# Listings of element regions
▼
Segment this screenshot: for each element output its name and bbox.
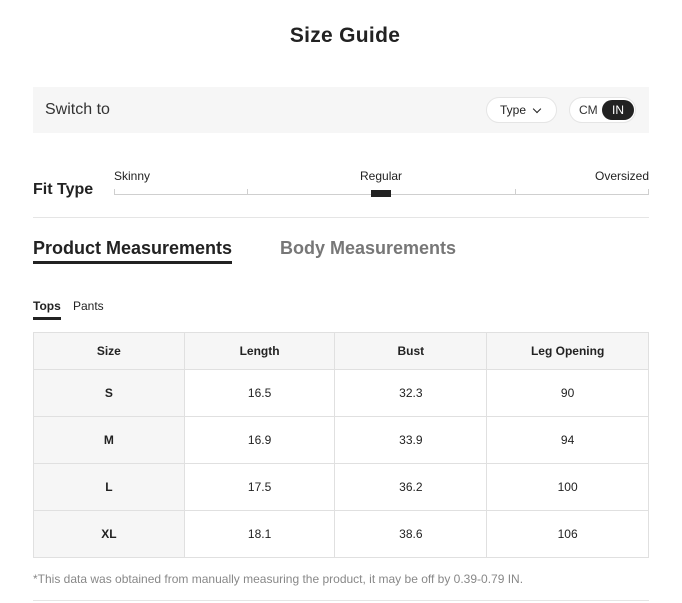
header-size: Size <box>33 332 185 370</box>
chevron-down-icon <box>532 104 542 113</box>
size-cell: M <box>33 416 185 464</box>
type-button-label: Type <box>500 103 527 117</box>
measurement-note: *This data was obtained from manually me… <box>33 572 524 586</box>
unit-toggle[interactable]: CM IN <box>569 97 636 123</box>
switch-label: Switch to <box>45 101 110 118</box>
unit-cm-option[interactable]: CM <box>579 103 598 117</box>
bust-cell: 38.6 <box>334 510 488 558</box>
tab-product-measurements[interactable]: Product Measurements <box>33 238 232 259</box>
active-tab-underline <box>33 261 232 264</box>
table-row: L 17.5 36.2 100 <box>33 463 649 511</box>
fit-marker <box>371 190 391 197</box>
type-dropdown-button[interactable]: Type <box>486 97 557 123</box>
tab-body-measurements[interactable]: Body Measurements <box>280 238 456 259</box>
size-table: Size Length Bust Leg Opening S 16.5 32.3… <box>33 332 649 558</box>
fit-scale-skinny: Skinny <box>114 169 151 183</box>
bust-cell: 32.3 <box>334 369 488 417</box>
leg-opening-cell: 100 <box>486 463 649 511</box>
fit-notch <box>114 189 115 195</box>
header-bust: Bust <box>334 332 488 370</box>
fit-notch <box>648 189 649 195</box>
leg-opening-cell: 90 <box>486 369 649 417</box>
fit-notch <box>247 189 248 195</box>
tab-pants[interactable]: Pants <box>73 299 104 313</box>
unit-in-option[interactable]: IN <box>602 100 634 120</box>
fit-notch <box>515 189 516 195</box>
fit-scale-regular: Regular <box>360 169 403 183</box>
size-cell: XL <box>33 510 185 558</box>
table-row: S 16.5 32.3 90 <box>33 369 649 417</box>
table-row: XL 18.1 38.6 106 <box>33 510 649 558</box>
length-cell: 18.1 <box>183 510 336 558</box>
divider <box>33 600 649 601</box>
header-leg-opening: Leg Opening <box>486 332 649 370</box>
length-cell: 16.5 <box>183 369 336 417</box>
bust-cell: 33.9 <box>334 416 488 464</box>
tab-tops[interactable]: Tops <box>33 299 61 313</box>
page-title: Size Guide <box>289 24 401 47</box>
table-row: M 16.9 33.9 94 <box>33 416 649 464</box>
size-cell: S <box>33 369 185 417</box>
size-cell: L <box>33 463 185 511</box>
fit-type-label: Fit Type <box>33 181 94 198</box>
header-length: Length <box>183 332 336 370</box>
fit-scale-oversized: Oversized <box>595 169 650 183</box>
length-cell: 17.5 <box>183 463 336 511</box>
table-header-row: Size Length Bust Leg Opening <box>33 332 649 370</box>
switch-bar: Switch to Type CM IN <box>33 87 649 133</box>
leg-opening-cell: 94 <box>486 416 649 464</box>
active-subtab-underline <box>33 317 61 320</box>
divider <box>33 217 649 218</box>
leg-opening-cell: 106 <box>486 510 649 558</box>
bust-cell: 36.2 <box>334 463 488 511</box>
length-cell: 16.9 <box>183 416 336 464</box>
▲
# Stated goal
Rewrite every line of the item above as a numbered list, skipping blank lines and leaving out the picture.

# The result
1. Segment this screenshot: for each element output its name and bbox.
2. header-size: Size <box>33 332 185 370</box>
3. chevron-down-icon <box>532 104 542 113</box>
4. size-cell: M <box>33 416 185 464</box>
5. type-button-label: Type <box>500 103 527 117</box>
6. measurement-note: *This data was obtained from manually me… <box>33 572 524 586</box>
7. unit-toggle[interactable]: CM IN <box>569 97 636 123</box>
8. switch-label: Switch to <box>45 101 110 118</box>
9. unit-cm-option[interactable]: CM <box>579 103 598 117</box>
10. bust-cell: 38.6 <box>334 510 488 558</box>
11. tab-product-measurements[interactable]: Product Measurements <box>33 238 232 259</box>
12. active-tab-underline <box>33 261 232 264</box>
13. table-row: L 17.5 36.2 100 <box>33 463 649 511</box>
14. fit-marker <box>371 190 391 197</box>
15. type-dropdown-button[interactable]: Type <box>486 97 557 123</box>
16. tab-body-measurements[interactable]: Body Measurements <box>280 238 456 259</box>
17. size-table: Size Length Bust Leg Opening S 16.5 32.3… <box>33 332 649 558</box>
18. fit-scale-skinny: Skinny <box>114 169 151 183</box>
19. bust-cell: 32.3 <box>334 369 488 417</box>
20. leg-opening-cell: 100 <box>486 463 649 511</box>
21. fit-notch <box>114 189 115 195</box>
22. header-bust: Bust <box>334 332 488 370</box>
23. fit-notch <box>648 189 649 195</box>
24. leg-opening-cell: 90 <box>486 369 649 417</box>
25. fit-notch <box>247 189 248 195</box>
26. tab-pants[interactable]: Pants <box>73 299 104 313</box>
27. unit-in-option[interactable]: IN <box>602 100 634 120</box>
28. fit-notch <box>515 189 516 195</box>
29. fit-scale-regular: Regular <box>360 169 403 183</box>
30. size-cell: XL <box>33 510 185 558</box>
31. table-row: S 16.5 32.3 90 <box>33 369 649 417</box>
32. table-row: XL 18.1 38.6 106 <box>33 510 649 558</box>
33. length-cell: 18.1 <box>183 510 336 558</box>
34. divider <box>33 600 649 601</box>
35. header-leg-opening: Leg Opening <box>486 332 649 370</box>
36. length-cell: 16.5 <box>183 369 336 417</box>
37. bust-cell: 33.9 <box>334 416 488 464</box>
38. tab-tops[interactable]: Tops <box>33 299 61 313</box>
39. page-title: Size Guide <box>289 24 401 47</box>
40. table-row: M 16.9 33.9 94 <box>33 416 649 464</box>
41. size-cell: S <box>33 369 185 417</box>
42. size-cell: L <box>33 463 185 511</box>
43. fit-type-label: Fit Type <box>33 181 94 198</box>
44. header-length: Length <box>183 332 336 370</box>
45. fit-scale-oversized: Oversized <box>595 169 650 183</box>
46. length-cell: 17.5 <box>183 463 336 511</box>
47. table-header-row: Size Length Bust Leg Opening <box>33 332 649 370</box>
48. switch-bar: Switch to Type CM IN <box>33 87 649 133</box>
49. leg-opening-cell: 94 <box>486 416 649 464</box>
50. active-subtab-underline <box>33 317 61 320</box>
51. divider <box>33 217 649 218</box>
52. leg-opening-cell: 106 <box>486 510 649 558</box>
53. bust-cell: 36.2 <box>334 463 488 511</box>
54. length-cell: 16.9 <box>183 416 336 464</box>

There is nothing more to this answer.